++++ READING TEXT ++++

Amazon has made some big acquisitions over the years. Whole Foods cost around $18 billion. Game-streaming platform Twitch and online shoe store Zappos weren’t cheap either. For its next act of ruthless corporate consolidation, the everything store run by the richest man on Earth reportedly plans to drop over $1 billion on doorbell company Ring, probably the one element of package delivery Amazon hasn’t found some way to wring more money from yet.
Amazon confirmed the planned acquisition to Reuters, but would not comment on the terms of the deal, which were provided to the news agency by an unnamed source. The Bezos empire has been lusting after doorbells – or more specifically, door cameras and keyless entry – since at least 2016, when it offered to buy a smart lock company called August for $127 million. When August turned down the offer, Amazon released a camera and keyless lock system called Key to allow its inside your home.
Key hasn’t exactly taken off, with consumers rightfully wary about giving strangers access to their homes. So what’s the sense in paying an order of magnitude more for Ring than they offered August? Consumers likely aren’t the main play.

++++

**BRIEF**
Decide whether each statement below agrees with the article on Amazon's planned purchase of Ring, answering yes or no and quoting the exact words of the article that settle it. 1. Whole Foods cost Amazon around $18 billion. 2. August accepted Amazon's offer to buy it. 3. Amazon told Reuters the terms of the Ring deal.

++++ INFORMATION PROVIDED ++++

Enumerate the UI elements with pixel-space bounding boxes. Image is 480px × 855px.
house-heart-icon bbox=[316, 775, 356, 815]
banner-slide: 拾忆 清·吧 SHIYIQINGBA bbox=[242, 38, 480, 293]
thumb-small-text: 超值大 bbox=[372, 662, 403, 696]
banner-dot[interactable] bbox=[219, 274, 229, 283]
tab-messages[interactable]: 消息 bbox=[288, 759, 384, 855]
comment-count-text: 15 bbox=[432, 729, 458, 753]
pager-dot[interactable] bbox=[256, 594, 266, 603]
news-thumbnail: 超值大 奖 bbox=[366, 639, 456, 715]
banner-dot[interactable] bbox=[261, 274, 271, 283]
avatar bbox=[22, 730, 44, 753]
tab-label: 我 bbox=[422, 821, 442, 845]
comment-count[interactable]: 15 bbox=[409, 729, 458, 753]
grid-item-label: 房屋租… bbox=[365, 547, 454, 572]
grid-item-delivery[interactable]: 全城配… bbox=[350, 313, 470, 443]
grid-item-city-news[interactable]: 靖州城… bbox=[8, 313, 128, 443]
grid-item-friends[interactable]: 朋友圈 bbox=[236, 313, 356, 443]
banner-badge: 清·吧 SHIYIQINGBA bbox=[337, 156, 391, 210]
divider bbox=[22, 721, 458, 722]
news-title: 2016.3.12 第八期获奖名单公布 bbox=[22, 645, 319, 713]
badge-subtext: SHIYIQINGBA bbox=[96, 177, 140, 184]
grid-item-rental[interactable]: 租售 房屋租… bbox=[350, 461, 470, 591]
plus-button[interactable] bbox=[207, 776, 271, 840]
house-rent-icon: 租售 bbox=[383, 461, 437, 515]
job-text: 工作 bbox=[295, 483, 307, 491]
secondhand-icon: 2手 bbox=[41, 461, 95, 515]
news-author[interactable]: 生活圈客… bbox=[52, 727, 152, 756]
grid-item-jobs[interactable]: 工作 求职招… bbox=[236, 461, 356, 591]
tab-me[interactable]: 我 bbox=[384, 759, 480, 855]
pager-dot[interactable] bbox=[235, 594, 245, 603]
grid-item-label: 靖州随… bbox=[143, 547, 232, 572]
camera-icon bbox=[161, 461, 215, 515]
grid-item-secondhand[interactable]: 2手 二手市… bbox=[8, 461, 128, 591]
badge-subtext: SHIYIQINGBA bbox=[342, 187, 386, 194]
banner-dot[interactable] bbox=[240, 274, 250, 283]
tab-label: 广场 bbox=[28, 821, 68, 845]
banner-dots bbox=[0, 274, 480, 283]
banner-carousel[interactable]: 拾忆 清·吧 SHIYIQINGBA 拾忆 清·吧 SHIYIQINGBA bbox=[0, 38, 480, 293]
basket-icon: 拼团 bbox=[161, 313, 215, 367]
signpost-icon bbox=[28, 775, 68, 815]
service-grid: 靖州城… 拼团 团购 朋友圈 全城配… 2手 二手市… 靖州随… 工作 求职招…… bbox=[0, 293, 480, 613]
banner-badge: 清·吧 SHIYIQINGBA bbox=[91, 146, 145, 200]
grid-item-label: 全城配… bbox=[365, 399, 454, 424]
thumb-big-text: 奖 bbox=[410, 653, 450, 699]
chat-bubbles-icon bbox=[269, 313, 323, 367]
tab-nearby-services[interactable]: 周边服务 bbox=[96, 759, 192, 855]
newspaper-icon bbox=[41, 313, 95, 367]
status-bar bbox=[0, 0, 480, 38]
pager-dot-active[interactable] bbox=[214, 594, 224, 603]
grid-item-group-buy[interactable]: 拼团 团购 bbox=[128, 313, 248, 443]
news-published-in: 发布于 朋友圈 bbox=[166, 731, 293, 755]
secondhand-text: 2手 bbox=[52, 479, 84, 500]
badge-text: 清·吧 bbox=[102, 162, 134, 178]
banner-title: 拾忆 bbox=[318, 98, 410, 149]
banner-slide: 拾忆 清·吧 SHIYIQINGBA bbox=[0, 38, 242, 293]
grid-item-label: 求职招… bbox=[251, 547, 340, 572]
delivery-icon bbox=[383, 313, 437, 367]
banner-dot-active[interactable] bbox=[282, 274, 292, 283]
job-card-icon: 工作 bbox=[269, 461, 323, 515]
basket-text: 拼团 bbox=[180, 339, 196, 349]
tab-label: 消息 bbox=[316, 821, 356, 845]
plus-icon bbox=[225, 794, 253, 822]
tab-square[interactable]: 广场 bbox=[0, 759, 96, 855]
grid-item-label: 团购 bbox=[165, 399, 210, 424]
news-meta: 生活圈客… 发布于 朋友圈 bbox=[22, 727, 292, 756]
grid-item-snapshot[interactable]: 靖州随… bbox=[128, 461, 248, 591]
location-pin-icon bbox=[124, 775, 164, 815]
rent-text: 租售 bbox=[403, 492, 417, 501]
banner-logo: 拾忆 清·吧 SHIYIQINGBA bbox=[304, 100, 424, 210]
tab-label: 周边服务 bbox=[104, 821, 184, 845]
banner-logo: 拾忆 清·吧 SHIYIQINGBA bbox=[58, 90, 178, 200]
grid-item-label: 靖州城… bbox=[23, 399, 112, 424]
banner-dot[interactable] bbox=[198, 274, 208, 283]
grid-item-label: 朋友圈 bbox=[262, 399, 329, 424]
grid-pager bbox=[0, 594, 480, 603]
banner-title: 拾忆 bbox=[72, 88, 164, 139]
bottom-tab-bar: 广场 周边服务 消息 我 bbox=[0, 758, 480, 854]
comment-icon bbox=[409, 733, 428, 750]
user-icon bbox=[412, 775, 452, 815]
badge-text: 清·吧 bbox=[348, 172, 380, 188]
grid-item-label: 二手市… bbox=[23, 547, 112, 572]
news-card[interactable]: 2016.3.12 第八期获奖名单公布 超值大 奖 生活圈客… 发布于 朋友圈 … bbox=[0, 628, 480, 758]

++++

**WRITTEN ANSWER**
1. Yes: "Whole Foods cost around $18 billion."
2. No: "When August turned down the offer"
3. No: "would not comment on the terms of the deal, which were provided to the news agency by an unnamed source"